(Figure record listings)
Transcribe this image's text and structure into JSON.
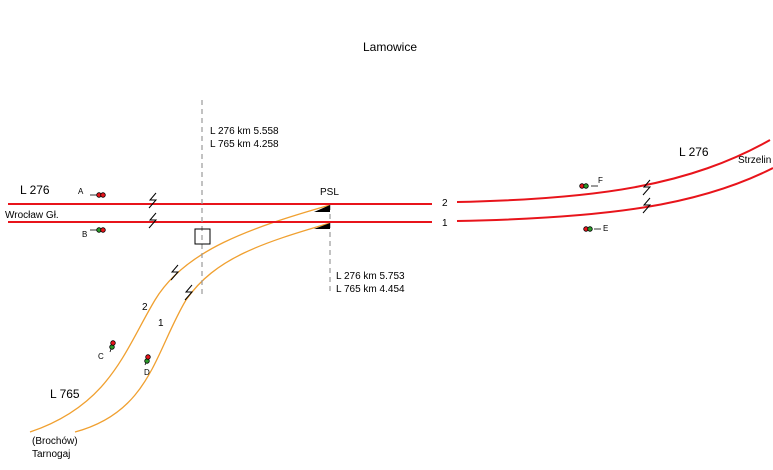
{
  "title": "Lamowice",
  "kilometrage": [
    {
      "line1": "L 276 km 5.558",
      "line2": "L 765 km 4.258"
    },
    {
      "line1": "L 276 km 5.753",
      "line2": "L 765 km 4.454"
    }
  ],
  "line_labels": {
    "west": "L 276",
    "west_station": "Wrocław Gł.",
    "east": "L 276",
    "east_station": "Strzelin",
    "south": "L 765",
    "south_station_1": "(Brochów)",
    "south_station_2": "Tarnogaj"
  },
  "siding": "PSL",
  "tracks": {
    "main_2": "2",
    "main_1": "1",
    "branch_2": "2",
    "branch_1": "1"
  },
  "signals": [
    "A",
    "B",
    "C",
    "D",
    "E",
    "F"
  ]
}
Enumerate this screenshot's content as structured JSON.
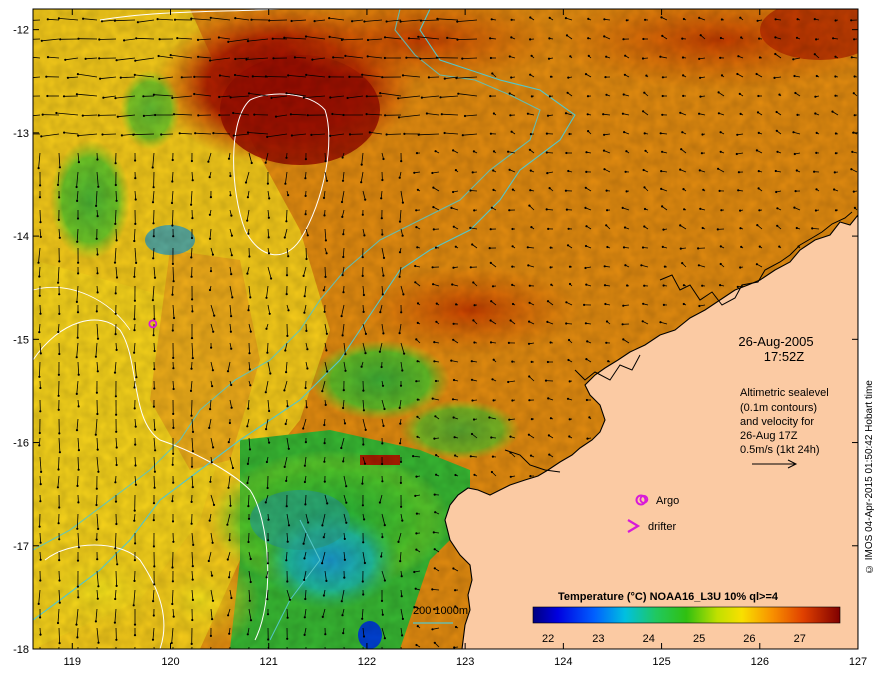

Goal:
Print every record above exactly as written, leaving out the pictures.

Correct result:
Transcribe this image's text and structure into JSON.
{
  "title": "Lamowice",
  "kilometrage": [
    {
      "line1": "L 276 km 5.558",
      "line2": "L 765 km 4.258"
    },
    {
      "line1": "L 276 km 5.753",
      "line2": "L 765 km 4.454"
    }
  ],
  "line_labels": {
    "west": "L 276",
    "west_station": "Wrocław Gł.",
    "east": "L 276",
    "east_station": "Strzelin",
    "south": "L 765",
    "south_station_1": "(Brochów)",
    "south_station_2": "Tarnogaj"
  },
  "siding": "PSL",
  "tracks": {
    "main_2": "2",
    "main_1": "1",
    "branch_2": "2",
    "branch_1": "1"
  },
  "signals": [
    "A",
    "B",
    "C",
    "D",
    "E",
    "F"
  ]
}
Enumerate this screenshot's content as structured JSON.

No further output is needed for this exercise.